• **Given task**
From the entries that follow, gather each line holding the word "ಥಳದಲ".

Dataset items:
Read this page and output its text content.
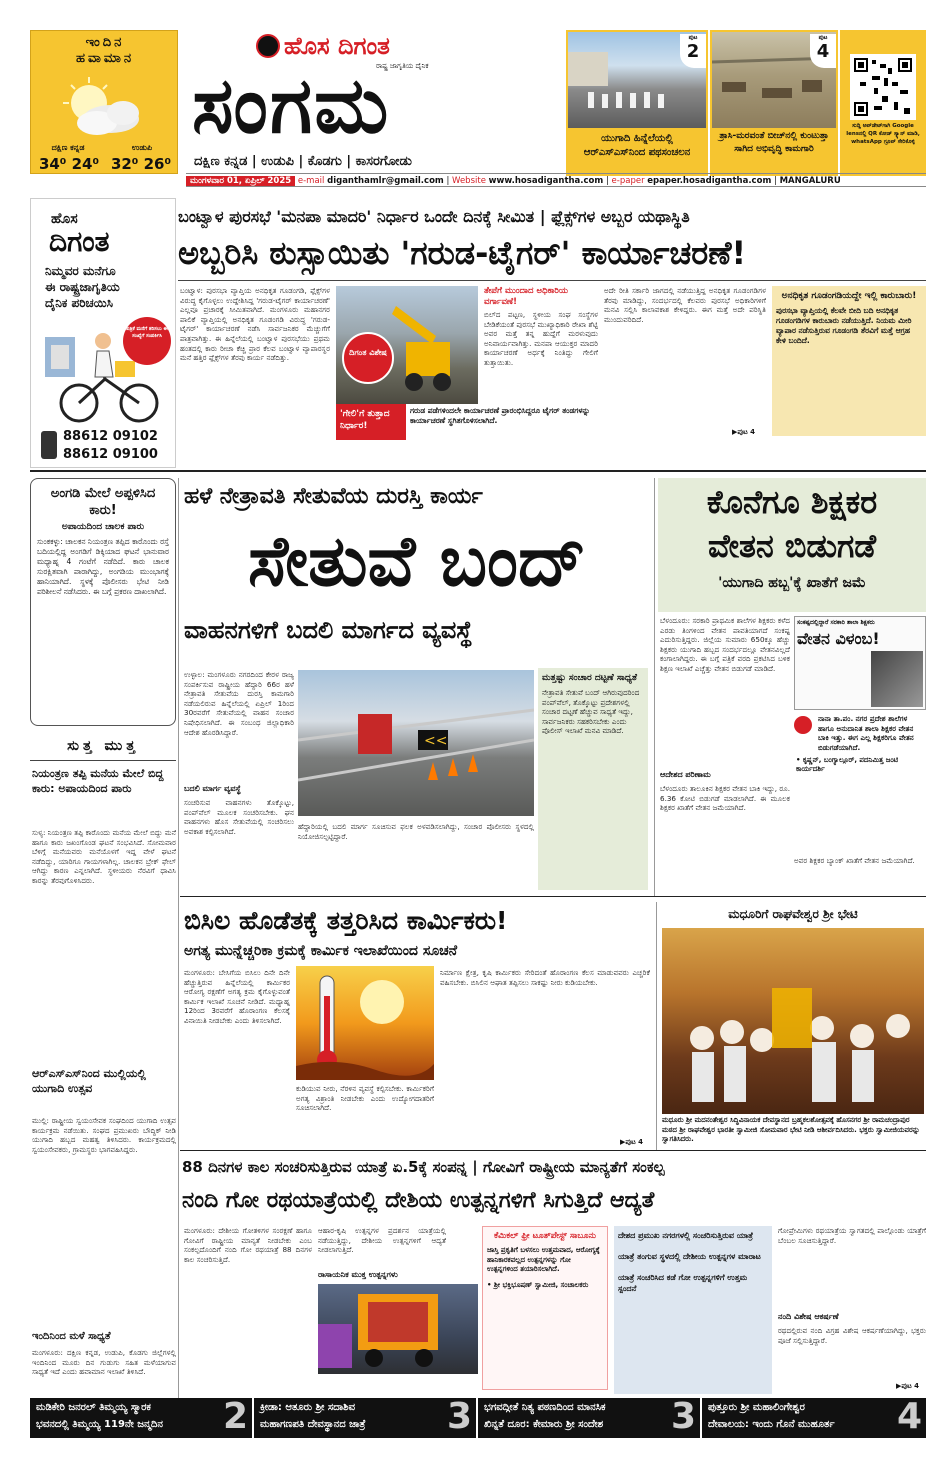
ಇಂದಿನ
ಹವಾಮಾನ
ದಕ್ಷಿಣ ಕನ್ನಡ	ಉಡುಪಿ
34⁰ 24⁰ 32⁰ 26⁰
ಹೊಸ ದಿಗಂತ
ರಾಷ್ಟ್ರ ಜಾಗೃತಿಯ ದೈನಿಕ
ಸಂಗಮ
ದಕ್ಷಿಣ ಕನ್ನಡ | ಉಡುಪಿ | ಕೊಡಗು | ಕಾಸರಗೋಡು
ಪುಟ
2
ಯುಗಾದಿ ಹಿನ್ನೆಲೆಯಲ್ಲಿ ಆರ್‌ಎಸ್‌ಎಸ್‌ನಿಂದ ಪಥಸಂಚಲನ
ಪುಟ
4
ತ್ರಾಸಿ-ಮರವಂತೆ ಬೀಚ್‌ನಲ್ಲಿ ಕುಂಟುತ್ತಾ ಸಾಗಿದ ಅಭಿವೃದ್ಧಿ ಕಾಮಗಾರಿ
ಸುದ್ದಿ ಅಪ್‌ಡೇಟ್‌ಗಾಗಿ Google lensನಲ್ಲಿ QR ಕೋಡ್ ಸ್ಕ್ಯಾನ್ ಮಾಡಿ, whatsApp ಗ್ರೂಪ್ ಸೇರಿಕೊಳ್ಳಿ
ಮಂಗಳವಾರ 01, ಏಪ್ರಿಲ್ 2025 e-mail diganthamlr@gmail.com | Website www.hosadigantha.com | e-paper epaper.hosadigantha.com | MANGALURU
ಹೊಸ
ದಿಗಂತ
ನಿಮ್ಮವರ ಮನೆಗೂ
ಈ ರಾಷ್ಟ್ರಜಾಗೃತಿಯ
ದೈನಿಕ ಪರಿಚಯಿಸಿ
ಪತ್ರಿಕೆ ಮನೆಗೆ ತರಿಸಲು ಈ ಸಂಖ್ಯೆಗೆ ಸಂಪರ್ಕಿಸಿ
88612 09102
88612 09100
ಬಂಟ್ವಾಳ ಪುರಸಭೆ 'ಮನಪಾ ಮಾದರಿ' ನಿರ್ಧಾರ ಒಂದೇ ದಿನಕ್ಕೆ ಸೀಮಿತ | ಫ್ಲೆಕ್ಸ್‌ಗಳ ಅಬ್ಬರ ಯಥಾಸ್ಥಿತಿ
ಅಬ್ಬರಿಸಿ ಠುಸ್ಸಾಯಿತು 'ಗರುಡ-ಟೈಗರ್' ಕಾರ್ಯಾಚರಣೆ!
ಬಂಟ್ವಾಳ: ಪುರಸಭಾ ವ್ಯಾಪ್ತಿಯ ಅನಧಿಕೃತ ಗೂಡಂಗಡಿ, ಫ್ಲೆಕ್ಸ್‌ಗಳ ವಿರುದ್ಧ ಕೈಗೊಳ್ಳಲು ಉದ್ದೇಶಿಸಿದ್ದ 'ಗರುಡ-ಟೈಗರ್ ಕಾರ್ಯಾಚರಣೆ' ಎಲ್ಲವೂ ಪ್ರಚಾರಕ್ಕೆ ಸೀಮಿತವಾಗಿದೆ. ಮಂಗಳೂರು ಮಹಾನಗರ ಪಾಲಿಕೆ ವ್ಯಾಪ್ತಿಯಲ್ಲಿ ಅನಧಿಕೃತ ಗೂಡಂಗಡಿ ವಿರುದ್ಧ 'ಗರುಡ-ಟೈಗರ್' ಕಾರ್ಯಾಚರಣೆ ನಡೆಸಿ ಸಾರ್ವಜನಿಕರ ಮೆಚ್ಚುಗೆಗೆ ಪಾತ್ರವಾಗಿತ್ತು. ಈ ಹಿನ್ನೆಲೆಯಲ್ಲಿ ಬಂಟ್ವಾಳ ಪುರಸಭೆಯು ಪ್ರಥಮ ಹಂತದಲ್ಲಿ ಕಾರು ರೀಚಾ ಕೆಚ್ಚಿ ಪ್ರಾರ ಕೆಲವ ಬಂಟ್ವಾಳ ವ್ಯಾಪಾರಸ್ಥರ ಮನೆ ಹತ್ತಿರ ಫ್ಲೆಕ್ಸ್‌ಗಳ ತೆರವು ಕಾರ್ಯ ನಡೆದಿತ್ತು.
ದಿಗಂತ ವಿಶೇಷ
'ಗೇಲಿ'ಗೆ ತುತ್ತಾದ ನಿರ್ಧಾರ!
ತೇಪೆಗೆ ಮುಂದಾದ ಅಧಿಕಾರಿಯ ವರ್ಗಾವಣೆ!
ಬಿಲ್‌ದ ಪಟ್ಟಣ, ಸ್ಥಳೀಯ ಸಂಘ ಸಂಸ್ಥೆಗಳ ಬೇಡಿಕೆಯಂತೆ ಪುರಸಭೆ ಮುಖ್ಯಾಧಿಕಾರಿ ರೇಖಾ ಶೆಟ್ಟಿ ಅವರ ಮತ್ತೆ ತನ್ನ ಹುದ್ದೆಗೆ ಮರಳುವುದು ಅನಿವಾರ್ಯವಾಗಿತ್ತು. ಮನಪಾ ಆಯುಕ್ತರ ಮಾದರಿ ಕಾರ್ಯಾಚರಣೆ ಅರ್ಧಕ್ಕೆ ನಿಂತಿದ್ದು ಗೇಲಿಗೆ ತುತ್ತಾಯಿತು.
ಅದೇ ರೀತಿ ಸರ್ಕಾರಿ ಜಾಗದಲ್ಲಿ ನಡೆಯುತ್ತಿದ್ದ ಅನಧಿಕೃತ ಗೂಡಂಗಡಿಗಳ ತೆರವು ಮಾಡಿದ್ದು, ಸಂದರ್ಭದಲ್ಲಿ ಕೆಲವರು ಪುರಸಭೆ ಅಧಿಕಾರಿಗಳಿಗೆ ಮನವಿ ಸಲ್ಲಿಸಿ ಕಾಲಾವಕಾಶ ಕೇಳಿದ್ದರು. ಈಗ ಮತ್ತೆ ಅದೇ ಪರಿಸ್ಥಿತಿ ಮುಂದುವರಿದಿದೆ.
ಗರುಡ ಪಡೆಗಳಿಂದಲೇ ಕಾರ್ಯಾಚರಣೆ ಪ್ರಾರಂಭಿಸಿದ್ದರೂ ಟೈಗರ್ ತಂಡಗಳನ್ನು ಕಾರ್ಯಾಚರಣೆ ಸ್ಥಗಿತಗೊಳಿಸಲಾಗಿದೆ.
▶ಪುಟ 4
ಅನಧಿಕೃತ ಗೂಡಂಗಡಿಯದ್ದೇ ಇಲ್ಲಿ ಕಾರುಬಾರು!
ಪುರಸಭಾ ವ್ಯಾಪ್ತಿಯಲ್ಲಿ ಕೆಲವೇ ಬೀದಿ ಬದಿ ಅನಧಿಕೃತ ಗೂಡಂಗಡಿಗಳ ಕಾರುಬಾರು ನಡೆಯುತ್ತಿದೆ. ನಿಯಮ ಮೀರಿ ವ್ಯಾಪಾರ ನಡೆಸುತ್ತಿರುವ ಗೂಡಂಗಡಿ ತೆರವಿಗೆ ಮತ್ತೆ ಆಗ್ರಹ ಕೇಳಿ ಬಂದಿದೆ.
ಅಂಗಡಿ ಮೇಲೆ ಅಪ್ಪಳಿಸಿದ ಕಾರು!
ಅಪಾಯದಿಂದ ಚಾಲಕ ಪಾರು
ಸುಂಕಕಳ್ಳು: ಚಾಲಕನ ನಿಯಂತ್ರಣ ತಪ್ಪಿದ ಕಾರೊಂದು ರಸ್ತೆ ಬದಿಯಲ್ಲಿದ್ದ ಅಂಗಡಿಗೆ ಡಿಕ್ಕಿಯಾದ ಘಟನೆ ಭಾನುವಾರ ಮಧ್ಯಾಹ್ನ 4 ಗಂಟೆಗೆ ನಡೆದಿದೆ. ಕಾರು ಚಾಲಕ ಸುರಕ್ಷಿತವಾಗಿ ಪಾರಾಗಿದ್ದು, ಅಂಗಡಿಯ ಮುಂಭಾಗಕ್ಕೆ ಹಾನಿಯಾಗಿದೆ. ಸ್ಥಳಕ್ಕೆ ಪೊಲೀಸರು ಭೇಟಿ ನೀಡಿ ಪರಿಶೀಲನೆ ನಡೆಸಿದರು. ಈ ಬಗ್ಗೆ ಪ್ರಕರಣ ದಾಖಲಾಗಿದೆ.
ಸುತ್ತ ಮುತ್ತ
ನಿಯಂತ್ರಣ ತಪ್ಪಿ ಮನೆಯ ಮೇಲೆ ಬಿದ್ದ ಕಾರು: ಅಪಾಯದಿಂದ ಪಾರು
ಸುಳ್ಯ: ನಿಯಂತ್ರಣ ತಪ್ಪಿ ಕಾರೊಂದು ಮನೆಯ ಮೇಲೆ ಬಿದ್ದು ಮನೆ ಹಾಗೂ ಕಾರು ಜಖಂಗೊಂಡ ಘಟನೆ ಸಂಭವಿಸಿದೆ. ಸೋಮವಾರ ಬೆಳಿಗ್ಗೆ ಮನೆಯವರು ಮನೆಯೊಳಗೆ ಇದ್ದ ವೇಳೆ ಘಟನೆ ನಡೆದಿದ್ದು, ಯಾರಿಗೂ ಗಾಯಗಳಾಗಿಲ್ಲ. ಚಾಲಕನ ಬ್ರೇಕ್ ಫೇಲ್ ಆಗಿದ್ದು ಕಾರಣ ಎನ್ನಲಾಗಿದೆ. ಸ್ಥಳೀಯರು ನೆರವಿಗೆ ಧಾವಿಸಿ ಕಾರನ್ನು ತೆರವುಗೊಳಿಸಿದರು.
ಆರ್‌ಎಸ್‌ಎಸ್‌ನಿಂದ ಮುಲ್ಲಿಯಲ್ಲಿ ಯುಗಾದಿ ಉತ್ಸವ
ಮುಲ್ಲಿ: ರಾಷ್ಟ್ರೀಯ ಸ್ವಯಂಸೇವಕ ಸಂಘದಿಂದ ಯುಗಾದಿ ಉತ್ಸವ ಕಾರ್ಯಕ್ರಮ ನಡೆಯಿತು. ಸಂಘದ ಪ್ರಮುಖರು ಬೌದ್ಧಿಕ್ ನೀಡಿ ಯುಗಾದಿ ಹಬ್ಬದ ಮಹತ್ವ ತಿಳಿಸಿದರು. ಕಾರ್ಯಕ್ರಮದಲ್ಲಿ ಸ್ವಯಂಸೇವಕರು, ಗ್ರಾಮಸ್ಥರು ಭಾಗವಹಿಸಿದ್ದರು.
ಇಂದಿನಿಂದ ಮಳೆ ಸಾಧ್ಯತೆ
ಮಂಗಳೂರು: ದಕ್ಷಿಣ ಕನ್ನಡ, ಉಡುಪಿ, ಕೊಡಗು ಜಿಲ್ಲೆಗಳಲ್ಲಿ ಇಂದಿನಿಂದ ಮೂರು ದಿನ ಗುಡುಗು ಸಹಿತ ಮಳೆಯಾಗುವ ಸಾಧ್ಯತೆ ಇದೆ ಎಂದು ಹವಾಮಾನ ಇಲಾಖೆ ತಿಳಿಸಿದೆ.
ಹಳೆ ನೇತ್ರಾವತಿ ಸೇತುವೆಯ ದುರಸ್ತಿ ಕಾರ್ಯ
ಸೇತುವೆ ಬಂದ್
ವಾಹನಗಳಿಗೆ ಬದಲಿ ಮಾರ್ಗದ ವ್ಯವಸ್ಥೆ
ಉಳ್ಳಾಲ: ಮಂಗಳೂರು ನಗರದಿಂದ ಕೇರಳ ರಾಜ್ಯ ಸಂಪರ್ಕಿಸುವ ರಾಷ್ಟ್ರೀಯ ಹೆದ್ದಾರಿ 66ರ ಹಳೆ ನೇತ್ರಾವತಿ ಸೇತುವೆಯ ದುರಸ್ತಿ ಕಾಮಗಾರಿ ನಡೆಯಲಿರುವ ಹಿನ್ನೆಲೆಯಲ್ಲಿ ಏಪ್ರಿಲ್ 1ರಿಂದ 30ರವರೆಗೆ ಸೇತುವೆಯಲ್ಲಿ ವಾಹನ ಸಂಚಾರ ನಿಷೇಧಿಸಲಾಗಿದೆ. ಈ ಸಂಬಂಧ ಜಿಲ್ಲಾಧಿಕಾರಿ ಆದೇಶ ಹೊರಡಿಸಿದ್ದಾರೆ.
ಬದಲಿ ಮಾರ್ಗ ವ್ಯವಸ್ಥೆ
ಸಂಚರಿಸುವ ವಾಹನಗಳು ತೊಕ್ಕೊಟ್ಟು, ಪಂಪ್‌ವೆಲ್ ಮೂಲಕ ಸಂಚರಿಸಬೇಕು. ಘನ ವಾಹನಗಳು ಹೊಸ ಸೇತುವೆಯಲ್ಲಿ ಸಂಚರಿಸಲು ಅವಕಾಶ ಕಲ್ಪಿಸಲಾಗಿದೆ.
<<
ಹೆದ್ದಾರಿಯಲ್ಲಿ ಬದಲಿ ಮಾರ್ಗ ಸೂಚಿಸುವ ಫಲಕ ಅಳವಡಿಸಲಾಗಿದ್ದು, ಸಂಚಾರ ಪೊಲೀಸರು ಸ್ಥಳದಲ್ಲಿ ನಿಯೋಜಿಸಲ್ಪಟ್ಟಿದ್ದಾರೆ.
ಮತ್ತಷ್ಟು ಸಂಚಾರ ದಟ್ಟಣೆ ಸಾಧ್ಯತೆ
ನೇತ್ರಾವತಿ ಸೇತುವೆ ಬಂದ್ ಆಗಿರುವುದರಿಂದ ಪಂಪ್‌ವೆಲ್, ತೊಕ್ಕೊಟ್ಟು ಪ್ರದೇಶಗಳಲ್ಲಿ ಸಂಚಾರ ದಟ್ಟಣೆ ಹೆಚ್ಚುವ ಸಾಧ್ಯತೆ ಇದ್ದು, ಸಾರ್ವಜನಿಕರು ಸಹಕರಿಸಬೇಕು ಎಂದು ಪೊಲೀಸ್ ಇಲಾಖೆ ಮನವಿ ಮಾಡಿದೆ.
ಕೊನೆಗೂ ಶಿಕ್ಷಕರ
ವೇತನ ಬಿಡುಗಡೆ
'ಯುಗಾದಿ ಹಬ್ಬ'ಕ್ಕೆ ಖಾತೆಗೆ ಜಮೆ
ಬೆಳಂದೂರು: ಸರಕಾರಿ ಪ್ರಾಥಮಿಕ ಶಾಲೆಗಳ ಶಿಕ್ಷಕರು ಕಳೆದ ಎರಡು ತಿಂಗಳಿಂದ ವೇತನ ಪಾವತಿಯಾಗದೆ ಸಂಕಷ್ಟ ಎದುರಿಸುತ್ತಿದ್ದರು. ಜಿಲ್ಲೆಯ ಸುಮಾರು 650ಕ್ಕೂ ಹೆಚ್ಚು ಶಿಕ್ಷಕರು ಯುಗಾದಿ ಹಬ್ಬದ ಸಂದರ್ಭದಲ್ಲೂ ವೇತನವಿಲ್ಲದೆ ಕಂಗಾಲಾಗಿದ್ದರು. ಈ ಬಗ್ಗೆ ಪತ್ರಿಕೆ ವರದಿ ಪ್ರಕಟಿಸಿದ ಬಳಿಕ ಶಿಕ್ಷಣ ಇಲಾಖೆ ಎಚ್ಚೆತ್ತು ವೇತನ ಬಿಡುಗಡೆ ಮಾಡಿದೆ.
ಆದೇಶದ ಪರಿಣಾಮ
ಬೆಳಂದೂರು ತಾಲೂಕಿನ ಶಿಕ್ಷಕರ ವೇತನ ಬಾಕಿ ಇದ್ದು, ರೂ. 6.36 ಕೋಟಿ ಬಿಡುಗಡೆ ಮಾಡಲಾಗಿದೆ. ಈ ಮೂಲಕ ಶಿಕ್ಷಕರ ಖಾತೆಗೆ ವೇತನ ಜಮೆಯಾಗಿದೆ.
ಸಂಕಷ್ಟದಲ್ಲಿದ್ದಾರೆ ಸರಕಾರಿ ಶಾಲಾ ಶಿಕ್ಷಕರು
ವೇತನ ವಿಳಂಬ!
ನಾನಾ ತಾ.ಪಂ. ನಗರ ಪ್ರದೇಶ ಶಾಲೆಗಳ ಹಾಗೂ ಅನುದಾನಿತ ಶಾಲಾ ಶಿಕ್ಷಕರ ವೇತನ ಬಾಕಿ ಇತ್ತು. ಈಗ ಎಲ್ಲ ಶಿಕ್ಷಕರಿಗೂ ವೇತನ ಬಿಡುಗಡೆಯಾಗಿದೆ.
• ಕೃಷ್ಣನ್, ಬಂಗ್ಯಾಲ್ಗೂರ್, ಪದನಿಮಿತ್ತ ಜಂಟಿ ಕಾರ್ಯದರ್ಶಿ
ಅವರ ಶಿಕ್ಷಕರ ಬ್ಯಾಂಕ್ ಖಾತೆಗೆ ವೇತನ ಜಮೆಯಾಗಿದೆ.
ಬಿಸಿಲ ಹೊಡೆತಕ್ಕೆ ತತ್ತರಿಸಿದ ಕಾರ್ಮಿಕರು!
ಅಗತ್ಯ ಮುನ್ನೆಚ್ಚರಿಕಾ ಕ್ರಮಕ್ಕೆ ಕಾರ್ಮಿಕ ಇಲಾಖೆಯಿಂದ ಸೂಚನೆ
ಮಂಗಳೂರು: ಬೇಸಿಗೆಯ ಬಿಸಿಲು ದಿನೇ ದಿನೇ ಹೆಚ್ಚುತ್ತಿರುವ ಹಿನ್ನೆಲೆಯಲ್ಲಿ ಕಾರ್ಮಿಕರ ಆರೋಗ್ಯ ರಕ್ಷಣೆಗೆ ಅಗತ್ಯ ಕ್ರಮ ಕೈಗೊಳ್ಳುವಂತೆ ಕಾರ್ಮಿಕ ಇಲಾಖೆ ಸೂಚನೆ ನೀಡಿದೆ. ಮಧ್ಯಾಹ್ನ 12ರಿಂದ 3ರವರೆಗೆ ಹೊರಾಂಗಣ ಕೆಲಸಕ್ಕೆ ವಿನಾಯಿತಿ ನೀಡಬೇಕು ಎಂದು ತಿಳಿಸಲಾಗಿದೆ.
ಕುಡಿಯುವ ನೀರು, ನೆರಳಿನ ವ್ಯವಸ್ಥೆ ಕಲ್ಪಿಸಬೇಕು. ಕಾರ್ಮಿಕರಿಗೆ ಅಗತ್ಯ ವಿಶ್ರಾಂತಿ ನೀಡಬೇಕು ಎಂದು ಉದ್ಯೋಗದಾತರಿಗೆ ಸೂಚಿಸಲಾಗಿದೆ.
ನಿರ್ಮಾಣ ಕ್ಷೇತ್ರ, ಕೃಷಿ ಕಾರ್ಮಿಕರು ಸೇರಿದಂತೆ ಹೊರಾಂಗಣ ಕೆಲಸ ಮಾಡುವವರು ಎಚ್ಚರಿಕೆ ವಹಿಸಬೇಕು. ಬಿಸಿಲಿನ ಆಘಾತ ತಪ್ಪಿಸಲು ಸಾಕಷ್ಟು ನೀರು ಕುಡಿಯಬೇಕು.
▶ಪುಟ 4
ಮಧೂರಿಗೆ ರಾಘವೇಶ್ವರ ಶ್ರೀ ಭೇಟಿ
ಮಧೂರು ಶ್ರೀ ಮದನಂತೇಶ್ವರ ಸಿದ್ಧಿವಿನಾಯಕ ದೇವಸ್ಥಾನದ ಬ್ರಹ್ಮಕಲಶೋತ್ಸವಕ್ಕೆ ಹೊಸನಗರ ಶ್ರೀ ರಾಮಚಂದ್ರಾಪುರ ಮಠದ ಶ್ರೀ ರಾಘವೇಶ್ವರ ಭಾರತೀ ಸ್ವಾಮೀಜಿ ಸೋಮವಾರ ಭೇಟಿ ನೀಡಿ ಆಶೀರ್ವದಿಸಿದರು. ಭಕ್ತರು ಸ್ವಾಮೀಜಿಯವರನ್ನು ಸ್ವಾಗತಿಸಿದರು.
88 ದಿನಗಳ ಕಾಲ ಸಂಚರಿಸುತ್ತಿರುವ ಯಾತ್ರೆ ಏ.5ಕ್ಕೆ ಸಂಪನ್ನ | ಗೋವಿಗೆ ರಾಷ್ಟ್ರೀಯ ಮಾನ್ಯತೆಗೆ ಸಂಕಲ್ಪ
ನಂದಿ ಗೋ ರಥಯಾತ್ರೆಯಲ್ಲಿ ದೇಶಿಯ ಉತ್ಪನ್ನಗಳಿಗೆ ಸಿಗುತ್ತಿದೆ ಆದ್ಯತೆ
ಮಂಗಳೂರು: ದೇಶೀಯ ಗೋತಳಿಗಳ ಸಂರಕ್ಷಣೆ ಹಾಗೂ ಗೋವಿಗೆ ರಾಷ್ಟ್ರೀಯ ಮಾನ್ಯತೆ ನೀಡಬೇಕು ಎಂಬ ಸಂಕಲ್ಪದೊಂದಿಗೆ ನಂದಿ ಗೋ ರಥಯಾತ್ರೆ 88 ದಿನಗಳ ಕಾಲ ಸಂಚರಿಸುತ್ತಿದೆ.
ಆಹಾರ-ಕೃಷಿ ಉತ್ಪನ್ನಗಳ ಪ್ರದರ್ಶನ ಯಾತ್ರೆಯಲ್ಲಿ ನಡೆಯುತ್ತಿದ್ದು, ದೇಶೀಯ ಉತ್ಪನ್ನಗಳಿಗೆ ಆದ್ಯತೆ ನೀಡಲಾಗುತ್ತಿದೆ.
ರಾಸಾಯನಿಕ ಮುಕ್ತ ಉತ್ಪನ್ನಗಳು
ಕೆಮಿಕಲ್ ಫ್ರೀ ಟೂತ್‌ಪೇಸ್ಟ್ ಸಾಬೂನು
ಜಾಸ್ತಿ ಪ್ರಕೃತಿಗೆ ಬಳಸಲು ಉತ್ತಮವಾದ, ಆರೋಗ್ಯಕ್ಕೆ ಹಾನಿಕಾರಕವಲ್ಲದ ಉತ್ಪನ್ನಗಳನ್ನು ಗೋ ಉತ್ಪನ್ನಗಳಿಂದ ತಯಾರಿಸಲಾಗಿದೆ.
• ಶ್ರೀ ಭಕ್ತಿಭೂಷಣ್ ಸ್ವಾಮೀಜಿ, ಸಂಚಾಲಕರು
ದೇಶದ ಪ್ರಮುಖ ನಗರಗಳಲ್ಲಿ ಸಂಚರಿಸುತ್ತಿರುವ ಯಾತ್ರೆ
ಯಾತ್ರೆ ತಂಗುವ ಸ್ಥಳದಲ್ಲಿ ದೇಶೀಯ ಉತ್ಪನ್ನಗಳ ಮಾರಾಟ
ಯಾತ್ರೆ ಸಂಚರಿಸಿದ ಕಡೆ ಗೋ ಉತ್ಪನ್ನಗಳಿಗೆ ಉತ್ತಮ ಸ್ಪಂದನೆ
ಗೋಪ್ರೇಮಿಗಳು ರಥಯಾತ್ರೆಯ ಸ್ವಾಗತದಲ್ಲಿ ಪಾಲ್ಗೊಂಡು ಯಾತ್ರೆಗೆ ಬೆಂಬಲ ಸೂಚಿಸುತ್ತಿದ್ದಾರೆ.
ನಂದಿ ವಿಶೇಷ ಆಕರ್ಷಣೆ
ರಥದಲ್ಲಿರುವ ನಂದಿ ವಿಗ್ರಹ ವಿಶೇಷ ಆಕರ್ಷಣೆಯಾಗಿದ್ದು, ಭಕ್ತರು ಪೂಜೆ ಸಲ್ಲಿಸುತ್ತಿದ್ದಾರೆ.
▶ಪುಟ 4
ಮಡಿಕೇರಿ ಜನರಲ್ ತಿಮ್ಮಯ್ಯ ಸ್ಮಾರಕ
ಭವನದಲ್ಲಿ ತಿಮ್ಮಯ್ಯ 119ನೇ ಜನ್ಮದಿನ 2 ಕ್ರೀಡಾ: ಆತೂರು ಶ್ರೀ ಸದಾಶಿವ
ಮಹಾಗಣಪತಿ ದೇವಸ್ಥಾನದ ಜಾತ್ರೆ 3 ಭಗವದ್ಗೀತೆ ನಿತ್ಯ ಪಠಣದಿಂದ ಮಾನಸಿಕ
ಖಿನ್ನತೆ ದೂರ: ಕೇಮಾರು ಶ್ರೀ ಸಂದೇಶ 3 ಪುತ್ತೂರು ಶ್ರೀ ಮಹಾಲಿಂಗೇಶ್ವರ
ದೇವಾಲಯ: ಇಂದು ಗೊನೆ ಮುಹೂರ್ತ 4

• **The response**
ಹೆದ್ದಾರಿಯಲ್ಲಿ ಬದಲಿ ಮಾರ್ಗ ಸೂಚಿಸುವ ಫಲಕ ಅಳವಡಿಸಲಾಗಿದ್ದು, ಸಂಚಾರ ಪೊಲೀಸರು ಸ್ಥಳದಲ್ಲಿ ನಿಯೋಜಿಸಲ್ಪಟ್ಟಿದ್ದಾರೆ.
ಯಾತ್ರೆ ತಂಗುವ ಸ್ಥಳದಲ್ಲಿ ದೇಶೀಯ ಉತ್ಪನ್ನಗಳ ಮಾರಾಟ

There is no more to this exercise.